## YOUR OBJECTIVE
Looking at the listing beneath, work out how many lines hold "Variation" and report only that figure.

## PROVIDED DATA

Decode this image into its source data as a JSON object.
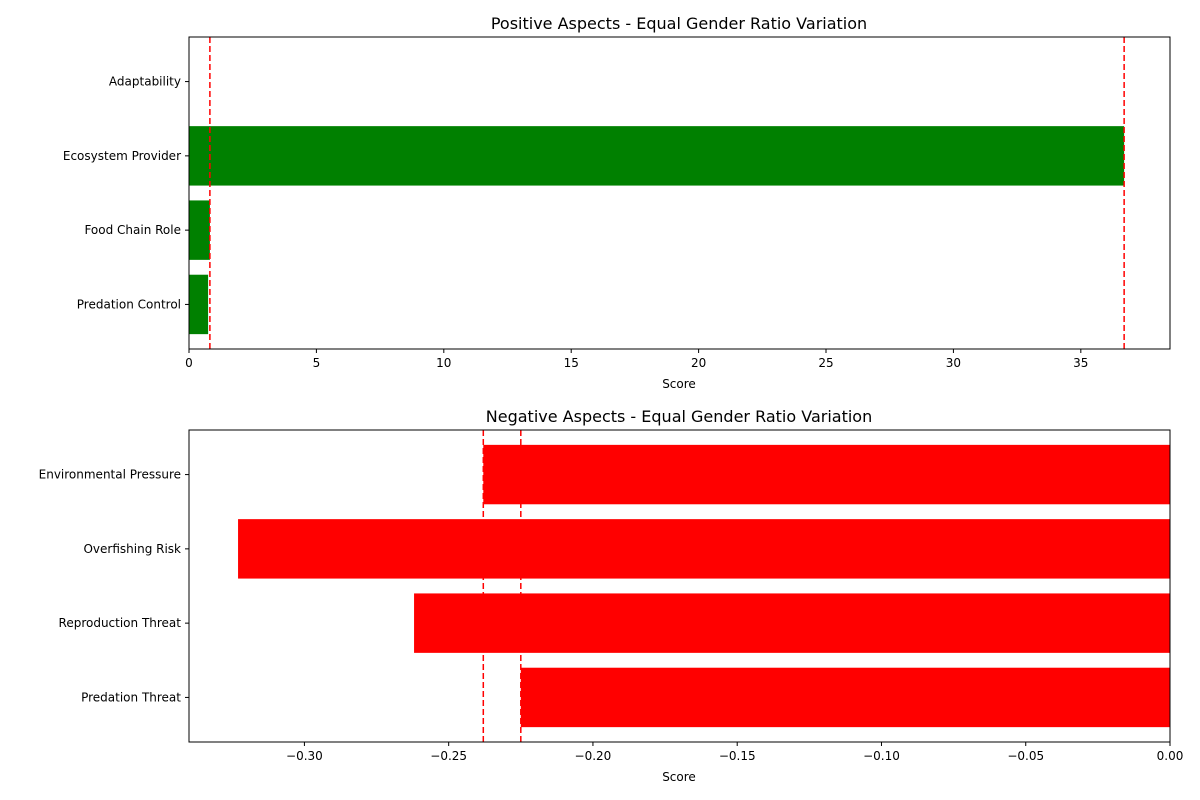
{
  "chart_data": [
    {
      "type": "bar",
      "orientation": "horizontal",
      "title": "Positive Aspects - Equal Gender Ratio Variation",
      "xlabel": "Score",
      "ylabel": "",
      "categories": [
        "Adaptability",
        "Ecosystem Provider",
        "Food Chain Role",
        "Predation Control"
      ],
      "values": [
        0.0,
        36.7,
        0.82,
        0.75
      ],
      "xlim": [
        0,
        38.5
      ],
      "xticks": [
        0,
        5,
        10,
        15,
        20,
        25,
        30,
        35
      ],
      "xtick_labels": [
        "0",
        "5",
        "10",
        "15",
        "20",
        "25",
        "30",
        "35"
      ],
      "bar_color": "#008000",
      "reference_lines": [
        0.82,
        36.7
      ],
      "reference_line_color": "#ff0000",
      "grid": false,
      "legend": "none"
    },
    {
      "type": "bar",
      "orientation": "horizontal",
      "title": "Negative Aspects - Equal Gender Ratio Variation",
      "xlabel": "Score",
      "ylabel": "",
      "categories": [
        "Environmental Pressure",
        "Overfishing Risk",
        "Reproduction Threat",
        "Predation Threat"
      ],
      "values": [
        -0.238,
        -0.323,
        -0.262,
        -0.225
      ],
      "xlim": [
        -0.34,
        0.0
      ],
      "xticks": [
        -0.3,
        -0.25,
        -0.2,
        -0.15,
        -0.1,
        -0.05,
        0.0
      ],
      "xtick_labels": [
        "−0.30",
        "−0.25",
        "−0.20",
        "−0.15",
        "−0.10",
        "−0.05",
        "0.00"
      ],
      "bar_color": "#ff0000",
      "reference_lines": [
        -0.238,
        -0.225
      ],
      "reference_line_color": "#ff0000",
      "grid": false,
      "legend": "none"
    }
  ]
}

## REPLY
2